**GOAL OF THE EXERCISE**
Look for "gross" in each line of the entries, and return the matching lines.

Figure record extracts

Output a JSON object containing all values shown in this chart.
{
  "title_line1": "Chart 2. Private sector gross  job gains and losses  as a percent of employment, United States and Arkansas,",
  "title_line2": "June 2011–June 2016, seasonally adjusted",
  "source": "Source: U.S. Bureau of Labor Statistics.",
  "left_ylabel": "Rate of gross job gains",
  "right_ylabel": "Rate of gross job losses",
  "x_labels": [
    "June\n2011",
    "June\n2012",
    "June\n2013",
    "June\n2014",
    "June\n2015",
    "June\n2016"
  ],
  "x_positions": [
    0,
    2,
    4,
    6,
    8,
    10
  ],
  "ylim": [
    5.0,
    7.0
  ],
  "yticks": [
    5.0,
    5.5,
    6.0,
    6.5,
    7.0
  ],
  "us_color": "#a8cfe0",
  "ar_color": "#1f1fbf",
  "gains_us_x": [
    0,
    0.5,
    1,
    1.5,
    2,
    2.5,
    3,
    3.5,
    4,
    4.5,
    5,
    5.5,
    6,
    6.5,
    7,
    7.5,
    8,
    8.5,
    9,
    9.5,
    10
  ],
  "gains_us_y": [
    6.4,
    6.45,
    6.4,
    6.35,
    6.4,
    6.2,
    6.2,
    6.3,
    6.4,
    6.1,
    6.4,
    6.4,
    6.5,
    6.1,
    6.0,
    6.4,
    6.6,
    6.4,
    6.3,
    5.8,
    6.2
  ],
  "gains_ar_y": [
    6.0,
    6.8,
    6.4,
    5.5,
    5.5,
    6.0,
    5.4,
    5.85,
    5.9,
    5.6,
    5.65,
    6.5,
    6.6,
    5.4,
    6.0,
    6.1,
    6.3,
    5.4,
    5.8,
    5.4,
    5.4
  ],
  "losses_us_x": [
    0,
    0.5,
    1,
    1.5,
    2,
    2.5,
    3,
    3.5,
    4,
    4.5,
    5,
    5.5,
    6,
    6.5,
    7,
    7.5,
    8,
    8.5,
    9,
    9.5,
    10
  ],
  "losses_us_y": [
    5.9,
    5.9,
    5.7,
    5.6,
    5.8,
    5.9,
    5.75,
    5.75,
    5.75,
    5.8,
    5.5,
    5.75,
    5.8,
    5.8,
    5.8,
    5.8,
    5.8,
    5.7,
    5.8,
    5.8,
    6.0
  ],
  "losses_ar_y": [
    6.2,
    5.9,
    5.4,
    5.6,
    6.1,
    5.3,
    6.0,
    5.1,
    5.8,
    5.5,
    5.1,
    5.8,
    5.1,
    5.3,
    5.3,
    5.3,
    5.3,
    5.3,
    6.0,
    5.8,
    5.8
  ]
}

**SOLUTION**
  "title_line1": "Chart 2. Private sector gross  job gains and losses  as a percent of employment, United States and Arkansas,",
  "left_ylabel": "Rate of gross job gains",
  "right_ylabel": "Rate of gross job losses",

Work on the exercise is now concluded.